EXERCISE REQUIREMENTS> Give every entry again, word for word and in full.

** start **

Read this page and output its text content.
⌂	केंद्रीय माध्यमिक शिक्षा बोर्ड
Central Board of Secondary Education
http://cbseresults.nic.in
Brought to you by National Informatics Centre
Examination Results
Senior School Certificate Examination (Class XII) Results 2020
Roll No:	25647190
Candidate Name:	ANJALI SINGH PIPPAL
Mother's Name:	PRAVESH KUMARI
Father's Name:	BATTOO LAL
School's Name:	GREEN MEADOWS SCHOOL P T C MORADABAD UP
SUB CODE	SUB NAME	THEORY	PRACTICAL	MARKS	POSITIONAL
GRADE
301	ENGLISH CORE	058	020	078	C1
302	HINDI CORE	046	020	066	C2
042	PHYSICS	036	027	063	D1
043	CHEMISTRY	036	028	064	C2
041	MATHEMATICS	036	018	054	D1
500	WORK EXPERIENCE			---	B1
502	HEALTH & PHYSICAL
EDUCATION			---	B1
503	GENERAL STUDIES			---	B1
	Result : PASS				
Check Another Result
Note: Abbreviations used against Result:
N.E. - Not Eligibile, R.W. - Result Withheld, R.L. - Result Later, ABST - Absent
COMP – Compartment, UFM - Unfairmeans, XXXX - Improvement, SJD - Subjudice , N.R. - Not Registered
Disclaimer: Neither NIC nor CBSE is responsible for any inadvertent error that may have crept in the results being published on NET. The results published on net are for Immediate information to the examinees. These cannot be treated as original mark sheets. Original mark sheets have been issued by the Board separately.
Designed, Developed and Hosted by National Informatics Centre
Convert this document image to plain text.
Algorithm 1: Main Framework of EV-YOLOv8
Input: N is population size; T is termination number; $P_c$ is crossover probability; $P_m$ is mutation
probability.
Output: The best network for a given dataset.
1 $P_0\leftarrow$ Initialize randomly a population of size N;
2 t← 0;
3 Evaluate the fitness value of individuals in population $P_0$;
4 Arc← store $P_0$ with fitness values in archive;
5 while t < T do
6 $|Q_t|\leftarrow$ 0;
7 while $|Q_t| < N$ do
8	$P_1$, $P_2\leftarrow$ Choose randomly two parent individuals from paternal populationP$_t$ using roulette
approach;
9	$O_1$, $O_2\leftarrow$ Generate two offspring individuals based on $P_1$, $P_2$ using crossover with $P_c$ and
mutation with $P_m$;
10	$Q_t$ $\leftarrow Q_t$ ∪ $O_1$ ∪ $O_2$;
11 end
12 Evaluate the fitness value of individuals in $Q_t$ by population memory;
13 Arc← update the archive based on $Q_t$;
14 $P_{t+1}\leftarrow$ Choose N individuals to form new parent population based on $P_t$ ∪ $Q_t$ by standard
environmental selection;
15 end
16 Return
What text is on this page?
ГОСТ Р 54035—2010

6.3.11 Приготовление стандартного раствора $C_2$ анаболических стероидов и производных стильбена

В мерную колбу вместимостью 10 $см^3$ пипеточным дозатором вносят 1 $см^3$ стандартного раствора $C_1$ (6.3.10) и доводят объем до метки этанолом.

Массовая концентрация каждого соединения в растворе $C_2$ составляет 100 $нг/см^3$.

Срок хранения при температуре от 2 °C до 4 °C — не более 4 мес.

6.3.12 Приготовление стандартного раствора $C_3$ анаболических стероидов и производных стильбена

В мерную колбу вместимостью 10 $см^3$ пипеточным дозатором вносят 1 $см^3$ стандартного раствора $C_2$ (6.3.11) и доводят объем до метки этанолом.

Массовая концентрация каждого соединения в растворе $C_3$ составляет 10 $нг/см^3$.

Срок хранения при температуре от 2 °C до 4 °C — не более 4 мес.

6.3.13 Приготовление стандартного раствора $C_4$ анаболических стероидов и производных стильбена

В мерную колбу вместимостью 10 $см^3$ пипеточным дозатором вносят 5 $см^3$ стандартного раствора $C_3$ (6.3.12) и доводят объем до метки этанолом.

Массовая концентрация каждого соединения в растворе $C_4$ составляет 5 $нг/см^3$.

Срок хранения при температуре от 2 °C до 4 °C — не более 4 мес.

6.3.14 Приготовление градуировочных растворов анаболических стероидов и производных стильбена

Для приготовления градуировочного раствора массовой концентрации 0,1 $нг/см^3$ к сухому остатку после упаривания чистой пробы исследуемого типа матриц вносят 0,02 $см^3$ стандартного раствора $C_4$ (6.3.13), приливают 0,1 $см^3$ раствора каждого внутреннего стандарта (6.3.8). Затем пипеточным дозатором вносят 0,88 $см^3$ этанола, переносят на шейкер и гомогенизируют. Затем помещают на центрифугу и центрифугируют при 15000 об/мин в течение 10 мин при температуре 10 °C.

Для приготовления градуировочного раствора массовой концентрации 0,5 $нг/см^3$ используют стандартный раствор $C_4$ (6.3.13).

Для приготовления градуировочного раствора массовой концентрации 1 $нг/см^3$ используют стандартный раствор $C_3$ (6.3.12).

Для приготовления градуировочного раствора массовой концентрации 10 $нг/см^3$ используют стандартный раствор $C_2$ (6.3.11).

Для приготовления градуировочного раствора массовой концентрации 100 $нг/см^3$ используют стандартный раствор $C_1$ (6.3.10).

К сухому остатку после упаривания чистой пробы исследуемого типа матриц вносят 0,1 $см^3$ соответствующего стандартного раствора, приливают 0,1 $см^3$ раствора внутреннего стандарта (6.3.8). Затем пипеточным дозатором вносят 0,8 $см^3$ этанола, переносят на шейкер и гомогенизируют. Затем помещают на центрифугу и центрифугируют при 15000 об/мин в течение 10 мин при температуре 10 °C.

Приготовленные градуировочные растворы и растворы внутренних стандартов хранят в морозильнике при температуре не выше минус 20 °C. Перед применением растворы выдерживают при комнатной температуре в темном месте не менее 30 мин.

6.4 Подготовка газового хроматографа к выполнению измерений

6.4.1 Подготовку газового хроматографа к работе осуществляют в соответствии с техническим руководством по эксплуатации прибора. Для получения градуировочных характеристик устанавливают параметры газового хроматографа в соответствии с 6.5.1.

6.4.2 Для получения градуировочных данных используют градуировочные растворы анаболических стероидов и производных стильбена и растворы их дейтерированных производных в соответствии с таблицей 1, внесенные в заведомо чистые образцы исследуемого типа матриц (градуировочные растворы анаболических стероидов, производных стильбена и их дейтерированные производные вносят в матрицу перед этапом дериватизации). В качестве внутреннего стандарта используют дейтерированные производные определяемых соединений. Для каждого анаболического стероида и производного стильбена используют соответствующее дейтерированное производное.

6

** end **

WRITTEN REPLY>
Read this page and output its text content.
⌂	केंद्रीय माध्यमिक शिक्षा बोर्ड
Central Board of Secondary Education
http://cbseresults.nic.in
Brought to you by National Informatics Centre
Examination Results
Senior School Certificate Examination (Class XII) Results 2020
Roll No:	25647190
Candidate Name:	ANJALI SINGH PIPPAL
Mother's Name:	PRAVESH KUMARI
Father's Name:	BATTOO LAL
School's Name:	GREEN MEADOWS SCHOOL P T C MORADABAD UP
SUB CODE	SUB NAME	THEORY	PRACTICAL	MARKS	POSITIONAL
GRADE
301	ENGLISH CORE	058	020	078	C1
302	HINDI CORE	046	020	066	C2
042	PHYSICS	036	027	063	D1
043	CHEMISTRY	036	028	064	C2
041	MATHEMATICS	036	018	054	D1
500	WORK EXPERIENCE			---	B1
502	HEALTH & PHYSICAL
EDUCATION			---	B1
503	GENERAL STUDIES			---	B1
	Result : PASS				
Check Another Result
Note: Abbreviations used against Result:
N.E. - Not Eligibile, R.W. - Result Withheld, R.L. - Result Later, ABST - Absent
COMP – Compartment, UFM - Unfairmeans, XXXX - Improvement, SJD - Subjudice , N.R. - Not Registered
Disclaimer: Neither NIC nor CBSE is responsible for any inadvertent error that may have crept in the results being published on NET. The results published on net are for Immediate information to the examinees. These cannot be treated as original mark sheets. Original mark sheets have been issued by the Board separately.
Designed, Developed and Hosted by National Informatics Centre
Convert this document image to plain text.
Algorithm 1: Main Framework of EV-YOLOv8
Input: N is population size; T is termination number; $P_c$ is crossover probability; $P_m$ is mutation
probability.
Output: The best network for a given dataset.
1 $P_0\leftarrow$ Initialize randomly a population of size N;
2 t← 0;
3 Evaluate the fitness value of individuals in population $P_0$;
4 Arc← store $P_0$ with fitness values in archive;
5 while t < T do
6 $|Q_t|\leftarrow$ 0;
7 while $|Q_t| < N$ do
8	$P_1$, $P_2\leftarrow$ Choose randomly two parent individuals from paternal populationP$_t$ using roulette
approach;
9	$O_1$, $O_2\leftarrow$ Generate two offspring individuals based on $P_1$, $P_2$ using crossover with $P_c$ and
mutation with $P_m$;
10	$Q_t$ $\leftarrow Q_t$ ∪ $O_1$ ∪ $O_2$;
11 end
12 Evaluate the fitness value of individuals in $Q_t$ by population memory;
13 Arc← update the archive based on $Q_t$;
14 $P_{t+1}\leftarrow$ Choose N individuals to form new parent population based on $P_t$ ∪ $Q_t$ by standard
environmental selection;
15 end
16 Return
What text is on this page?
ГОСТ Р 54035—2010

6.3.11 Приготовление стандартного раствора $C_2$ анаболических стероидов и производных стильбена

В мерную колбу вместимостью 10 $см^3$ пипеточным дозатором вносят 1 $см^3$ стандартного раствора $C_1$ (6.3.10) и доводят объем до метки этанолом.

Массовая концентрация каждого соединения в растворе $C_2$ составляет 100 $нг/см^3$.

Срок хранения при температуре от 2 °C до 4 °C — не более 4 мес.

6.3.12 Приготовление стандартного раствора $C_3$ анаболических стероидов и производных стильбена

В мерную колбу вместимостью 10 $см^3$ пипеточным дозатором вносят 1 $см^3$ стандартного раствора $C_2$ (6.3.11) и доводят объем до метки этанолом.

Массовая концентрация каждого соединения в растворе $C_3$ составляет 10 $нг/см^3$.

Срок хранения при температуре от 2 °C до 4 °C — не более 4 мес.

6.3.13 Приготовление стандартного раствора $C_4$ анаболических стероидов и производных стильбена

В мерную колбу вместимостью 10 $см^3$ пипеточным дозатором вносят 5 $см^3$ стандартного раствора $C_3$ (6.3.12) и доводят объем до метки этанолом.

Массовая концентрация каждого соединения в растворе $C_4$ составляет 5 $нг/см^3$.

Срок хранения при температуре от 2 °C до 4 °C — не более 4 мес.

6.3.14 Приготовление градуировочных растворов анаболических стероидов и производных стильбена

Для приготовления градуировочного раствора массовой концентрации 0,1 $нг/см^3$ к сухому остатку после упаривания чистой пробы исследуемого типа матриц вносят 0,02 $см^3$ стандартного раствора $C_4$ (6.3.13), приливают 0,1 $см^3$ раствора каждого внутреннего стандарта (6.3.8). Затем пипеточным дозатором вносят 0,88 $см^3$ этанола, переносят на шейкер и гомогенизируют. Затем помещают на центрифугу и центрифугируют при 15000 об/мин в течение 10 мин при температуре 10 °C.

Для приготовления градуировочного раствора массовой концентрации 0,5 $нг/см^3$ используют стандартный раствор $C_4$ (6.3.13).

Для приготовления градуировочного раствора массовой концентрации 1 $нг/см^3$ используют стандартный раствор $C_3$ (6.3.12).

Для приготовления градуировочного раствора массовой концентрации 10 $нг/см^3$ используют стандартный раствор $C_2$ (6.3.11).

Для приготовления градуировочного раствора массовой концентрации 100 $нг/см^3$ используют стандартный раствор $C_1$ (6.3.10).

К сухому остатку после упаривания чистой пробы исследуемого типа матриц вносят 0,1 $см^3$ соответствующего стандартного раствора, приливают 0,1 $см^3$ раствора внутреннего стандарта (6.3.8). Затем пипеточным дозатором вносят 0,8 $см^3$ этанола, переносят на шейкер и гомогенизируют. Затем помещают на центрифугу и центрифугируют при 15000 об/мин в течение 10 мин при температуре 10 °C.

Приготовленные градуировочные растворы и растворы внутренних стандартов хранят в морозильнике при температуре не выше минус 20 °C. Перед применением растворы выдерживают при комнатной температуре в темном месте не менее 30 мин.

6.4 Подготовка газового хроматографа к выполнению измерений

6.4.1 Подготовку газового хроматографа к работе осуществляют в соответствии с техническим руководством по эксплуатации прибора. Для получения градуировочных характеристик устанавливают параметры газового хроматографа в соответствии с 6.5.1.

6.4.2 Для получения градуировочных данных используют градуировочные растворы анаболических стероидов и производных стильбена и растворы их дейтерированных производных в соответствии с таблицей 1, внесенные в заведомо чистые образцы исследуемого типа матриц (градуировочные растворы анаболических стероидов, производных стильбена и их дейтерированные производные вносят в матрицу перед этапом дериватизации). В качестве внутреннего стандарта используют дейтерированные производные определяемых соединений. Для каждого анаболического стероида и производного стильбена используют соответствующее дейтерированное производное.

6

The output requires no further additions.